◆ **EXERCISE INSTRUCTIONS**:
Below are some records. Count the lines with "background" in them and give nothing but the total.

◆ **INPUT ROWS**:

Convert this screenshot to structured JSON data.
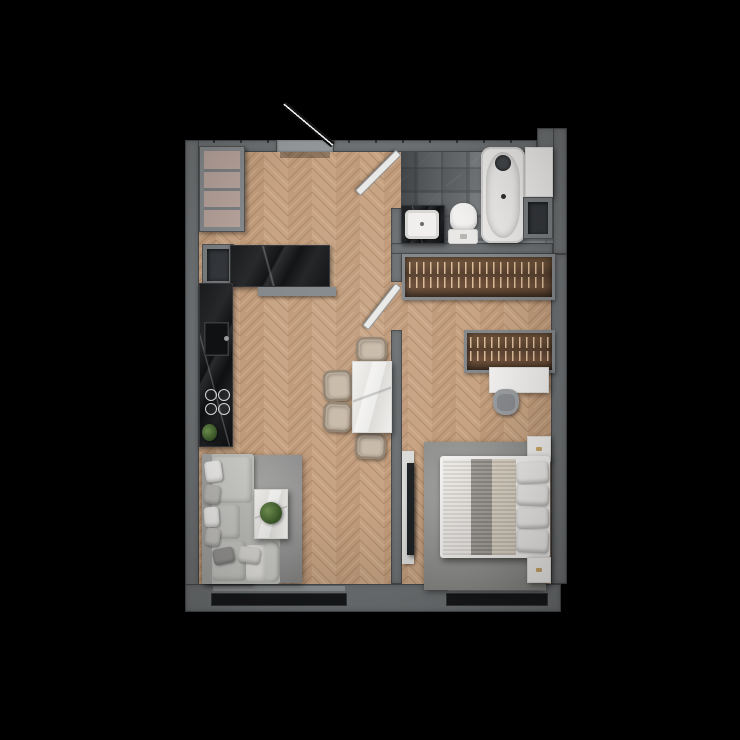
{
  "scene": {
    "description": "Top-down 3D rendered floor plan of a one-bedroom apartment on a black background, herringbone wood flooring",
    "background": "#000000"
  },
  "palette": {
    "wall": "#6f7274",
    "wallLight": "#95989a",
    "floorWood": "#c7a383",
    "floorGroove": "#9c7a58",
    "tileBase": "#75797c",
    "tileDark": "#1c1e21",
    "glass": "#17181a",
    "sill": "#8f9294",
    "counterBlack": "#161719",
    "furnitureWhite": "#efeeec",
    "panelWhite": "#dadad8",
    "sofaGray": "#bcbcb9",
    "backrestGray": "#a3a3a1",
    "cushionGray": "#c9c9c6",
    "rugGray": "#9b9b99",
    "wardrobeWood": "#6b4e37",
    "chairBeige": "#b7a997",
    "deskChairGray": "#9a9da0",
    "tvBlack": "#1f2224",
    "plantGreen": "#4d7038",
    "shelfCellBeige": "#b5a29a",
    "brassHandle": "#c9a86a",
    "doorDark": "#141414",
    "doorWhite": "#e9e9e7"
  },
  "rooms": [
    {
      "id": "entry",
      "furniture": [
        "entrance-door",
        "open-shelf-unit"
      ]
    },
    {
      "id": "kitchen",
      "furniture": [
        "black-marble-counter-run",
        "upper-counter-block",
        "kitchen-sink",
        "cooktop-4-burners",
        "plant",
        "wall-niche"
      ]
    },
    {
      "id": "living-dining",
      "furniture": [
        "corner-sofa",
        "decorative-pillows",
        "coffee-table-with-plant",
        "area-rug",
        "dining-table",
        "dining-chairs-x4"
      ]
    },
    {
      "id": "bathroom",
      "furniture": [
        "bathtub-with-faucet",
        "toilet",
        "countertop-basin",
        "storage-shelf",
        "wall-niche",
        "door"
      ]
    },
    {
      "id": "bedroom",
      "furniture": [
        "double-bed",
        "pillows-x4",
        "nightstand-top",
        "nightstand-bottom",
        "wardrobe-top",
        "wardrobe-mid",
        "desk",
        "desk-chair",
        "wall-mounted-tv",
        "area-rug",
        "door"
      ]
    }
  ],
  "counts": {
    "windows": 2,
    "doors": 3
  }
}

◆ **EXERCISE SOLUTION**:
2